[Set problem] Extract every line that contains the string "IPCC".

[Records from a collection of figures]
• • • • • • •

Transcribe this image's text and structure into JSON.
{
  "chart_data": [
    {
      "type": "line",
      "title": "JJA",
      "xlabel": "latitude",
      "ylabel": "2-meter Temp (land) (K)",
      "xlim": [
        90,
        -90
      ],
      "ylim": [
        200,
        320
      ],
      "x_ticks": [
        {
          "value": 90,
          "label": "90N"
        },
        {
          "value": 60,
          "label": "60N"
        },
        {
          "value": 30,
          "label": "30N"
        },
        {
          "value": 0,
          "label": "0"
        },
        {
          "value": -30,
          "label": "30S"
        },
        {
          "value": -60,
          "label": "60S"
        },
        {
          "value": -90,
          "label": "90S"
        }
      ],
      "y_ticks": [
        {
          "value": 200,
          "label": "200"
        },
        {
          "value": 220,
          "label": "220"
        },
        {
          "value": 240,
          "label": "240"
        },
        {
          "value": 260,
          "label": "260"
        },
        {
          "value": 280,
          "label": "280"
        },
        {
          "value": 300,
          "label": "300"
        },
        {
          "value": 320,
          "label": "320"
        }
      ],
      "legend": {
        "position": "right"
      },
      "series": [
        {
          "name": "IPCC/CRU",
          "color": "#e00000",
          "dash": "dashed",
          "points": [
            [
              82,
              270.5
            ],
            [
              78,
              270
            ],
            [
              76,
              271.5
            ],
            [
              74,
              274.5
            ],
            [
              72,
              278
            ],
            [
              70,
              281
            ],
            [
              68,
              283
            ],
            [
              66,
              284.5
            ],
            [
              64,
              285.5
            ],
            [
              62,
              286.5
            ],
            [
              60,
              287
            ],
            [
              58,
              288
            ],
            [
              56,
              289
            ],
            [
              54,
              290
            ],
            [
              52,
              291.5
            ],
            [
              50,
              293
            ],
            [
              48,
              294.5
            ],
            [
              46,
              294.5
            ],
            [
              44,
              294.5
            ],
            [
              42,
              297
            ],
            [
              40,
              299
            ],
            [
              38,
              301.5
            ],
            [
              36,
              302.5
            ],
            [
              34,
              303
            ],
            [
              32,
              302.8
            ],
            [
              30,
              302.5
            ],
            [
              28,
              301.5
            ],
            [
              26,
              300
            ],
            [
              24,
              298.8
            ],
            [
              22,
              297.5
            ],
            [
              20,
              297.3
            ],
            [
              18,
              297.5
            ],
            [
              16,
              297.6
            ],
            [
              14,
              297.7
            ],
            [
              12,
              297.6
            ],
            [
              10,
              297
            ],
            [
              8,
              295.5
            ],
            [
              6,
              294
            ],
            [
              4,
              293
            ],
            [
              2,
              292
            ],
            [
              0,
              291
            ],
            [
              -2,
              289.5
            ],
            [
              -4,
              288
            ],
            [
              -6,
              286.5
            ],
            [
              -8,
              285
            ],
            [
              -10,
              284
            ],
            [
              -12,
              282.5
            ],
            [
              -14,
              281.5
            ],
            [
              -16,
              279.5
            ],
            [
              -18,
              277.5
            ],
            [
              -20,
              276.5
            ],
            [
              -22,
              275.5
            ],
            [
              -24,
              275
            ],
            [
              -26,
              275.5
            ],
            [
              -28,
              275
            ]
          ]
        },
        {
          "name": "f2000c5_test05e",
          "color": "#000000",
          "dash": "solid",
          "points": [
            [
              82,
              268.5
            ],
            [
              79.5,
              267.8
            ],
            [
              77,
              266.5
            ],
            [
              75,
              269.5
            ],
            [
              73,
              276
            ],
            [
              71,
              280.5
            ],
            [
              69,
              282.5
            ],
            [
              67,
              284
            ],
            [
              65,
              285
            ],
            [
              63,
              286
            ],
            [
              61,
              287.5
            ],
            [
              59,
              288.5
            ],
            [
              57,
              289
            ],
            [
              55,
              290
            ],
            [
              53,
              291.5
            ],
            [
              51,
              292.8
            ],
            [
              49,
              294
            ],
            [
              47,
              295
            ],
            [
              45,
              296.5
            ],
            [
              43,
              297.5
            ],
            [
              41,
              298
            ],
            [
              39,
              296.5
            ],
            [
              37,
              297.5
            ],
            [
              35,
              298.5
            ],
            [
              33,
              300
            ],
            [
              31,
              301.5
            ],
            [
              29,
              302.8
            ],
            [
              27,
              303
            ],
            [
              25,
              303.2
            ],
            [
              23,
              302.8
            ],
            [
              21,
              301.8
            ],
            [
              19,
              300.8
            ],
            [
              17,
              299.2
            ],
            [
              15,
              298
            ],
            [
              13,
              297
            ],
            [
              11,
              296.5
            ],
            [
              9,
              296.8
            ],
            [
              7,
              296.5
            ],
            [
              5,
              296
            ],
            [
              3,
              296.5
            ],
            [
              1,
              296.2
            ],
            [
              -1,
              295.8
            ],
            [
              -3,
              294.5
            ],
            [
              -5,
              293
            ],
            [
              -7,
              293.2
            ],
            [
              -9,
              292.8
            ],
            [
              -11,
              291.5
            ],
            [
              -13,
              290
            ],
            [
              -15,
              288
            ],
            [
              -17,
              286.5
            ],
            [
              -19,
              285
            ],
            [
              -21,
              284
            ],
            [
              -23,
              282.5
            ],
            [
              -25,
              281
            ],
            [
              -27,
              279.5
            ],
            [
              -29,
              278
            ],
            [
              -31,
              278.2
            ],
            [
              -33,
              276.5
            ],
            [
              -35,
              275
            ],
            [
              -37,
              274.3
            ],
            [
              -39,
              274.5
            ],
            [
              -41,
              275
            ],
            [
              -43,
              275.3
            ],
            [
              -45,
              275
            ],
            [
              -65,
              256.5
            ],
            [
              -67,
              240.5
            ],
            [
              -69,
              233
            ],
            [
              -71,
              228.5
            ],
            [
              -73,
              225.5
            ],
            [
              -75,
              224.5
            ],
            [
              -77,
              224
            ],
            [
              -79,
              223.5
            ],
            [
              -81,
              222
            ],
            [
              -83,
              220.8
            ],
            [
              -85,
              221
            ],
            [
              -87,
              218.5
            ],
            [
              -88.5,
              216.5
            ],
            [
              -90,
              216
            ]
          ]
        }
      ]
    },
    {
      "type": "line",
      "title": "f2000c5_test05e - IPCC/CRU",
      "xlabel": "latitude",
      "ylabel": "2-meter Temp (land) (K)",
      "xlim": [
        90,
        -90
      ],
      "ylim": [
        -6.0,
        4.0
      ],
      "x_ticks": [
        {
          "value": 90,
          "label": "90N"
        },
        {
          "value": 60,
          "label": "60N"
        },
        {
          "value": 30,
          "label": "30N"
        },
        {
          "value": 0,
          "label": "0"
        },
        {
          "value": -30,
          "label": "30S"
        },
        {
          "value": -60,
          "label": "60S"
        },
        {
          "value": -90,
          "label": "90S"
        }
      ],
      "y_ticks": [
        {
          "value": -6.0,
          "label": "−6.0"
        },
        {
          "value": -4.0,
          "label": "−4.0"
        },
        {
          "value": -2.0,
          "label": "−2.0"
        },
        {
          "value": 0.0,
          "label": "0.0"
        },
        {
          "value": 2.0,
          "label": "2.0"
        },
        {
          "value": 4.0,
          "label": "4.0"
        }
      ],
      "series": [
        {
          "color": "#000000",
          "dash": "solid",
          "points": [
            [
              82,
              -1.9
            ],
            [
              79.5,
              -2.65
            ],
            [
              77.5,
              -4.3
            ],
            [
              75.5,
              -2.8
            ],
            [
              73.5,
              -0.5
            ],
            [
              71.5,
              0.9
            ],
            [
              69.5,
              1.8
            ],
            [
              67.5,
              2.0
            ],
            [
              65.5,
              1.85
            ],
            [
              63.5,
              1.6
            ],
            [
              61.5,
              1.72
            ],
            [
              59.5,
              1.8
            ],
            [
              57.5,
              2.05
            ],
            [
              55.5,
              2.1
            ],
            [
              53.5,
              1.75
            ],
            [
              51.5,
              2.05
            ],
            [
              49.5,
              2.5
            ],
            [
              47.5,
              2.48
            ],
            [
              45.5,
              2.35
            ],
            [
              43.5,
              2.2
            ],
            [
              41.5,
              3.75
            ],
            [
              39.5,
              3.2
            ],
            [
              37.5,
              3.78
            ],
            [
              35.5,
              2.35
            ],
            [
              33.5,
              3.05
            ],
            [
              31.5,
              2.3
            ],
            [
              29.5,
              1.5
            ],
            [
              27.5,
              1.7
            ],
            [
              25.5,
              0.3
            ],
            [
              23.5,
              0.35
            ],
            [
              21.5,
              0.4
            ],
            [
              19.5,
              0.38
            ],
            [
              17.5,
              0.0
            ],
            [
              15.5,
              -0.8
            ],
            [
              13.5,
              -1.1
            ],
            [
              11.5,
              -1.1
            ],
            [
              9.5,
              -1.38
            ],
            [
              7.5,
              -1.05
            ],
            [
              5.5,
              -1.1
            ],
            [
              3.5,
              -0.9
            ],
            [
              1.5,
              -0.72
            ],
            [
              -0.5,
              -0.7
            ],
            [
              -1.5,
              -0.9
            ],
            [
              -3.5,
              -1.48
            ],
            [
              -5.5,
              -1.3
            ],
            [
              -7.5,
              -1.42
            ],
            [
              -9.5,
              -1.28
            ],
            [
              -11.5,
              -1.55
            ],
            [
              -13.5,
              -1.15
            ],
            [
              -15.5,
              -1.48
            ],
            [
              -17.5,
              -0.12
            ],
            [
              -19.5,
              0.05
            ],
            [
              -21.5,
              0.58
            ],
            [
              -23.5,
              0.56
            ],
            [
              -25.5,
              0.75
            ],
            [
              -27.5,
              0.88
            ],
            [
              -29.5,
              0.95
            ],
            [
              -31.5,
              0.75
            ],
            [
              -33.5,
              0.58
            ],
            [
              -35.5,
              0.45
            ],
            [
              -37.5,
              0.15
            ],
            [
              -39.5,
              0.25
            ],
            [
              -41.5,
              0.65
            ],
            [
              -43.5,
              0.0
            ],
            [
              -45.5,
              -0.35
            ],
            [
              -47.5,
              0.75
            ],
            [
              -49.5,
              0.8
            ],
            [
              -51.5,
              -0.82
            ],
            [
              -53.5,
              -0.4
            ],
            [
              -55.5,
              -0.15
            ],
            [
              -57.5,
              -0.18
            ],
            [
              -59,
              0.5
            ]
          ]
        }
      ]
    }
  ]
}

• • • • • • •

[Answer to this task]
          "name": "IPCC/CRU",
      "title": "f2000c5_test05e - IPCC/CRU",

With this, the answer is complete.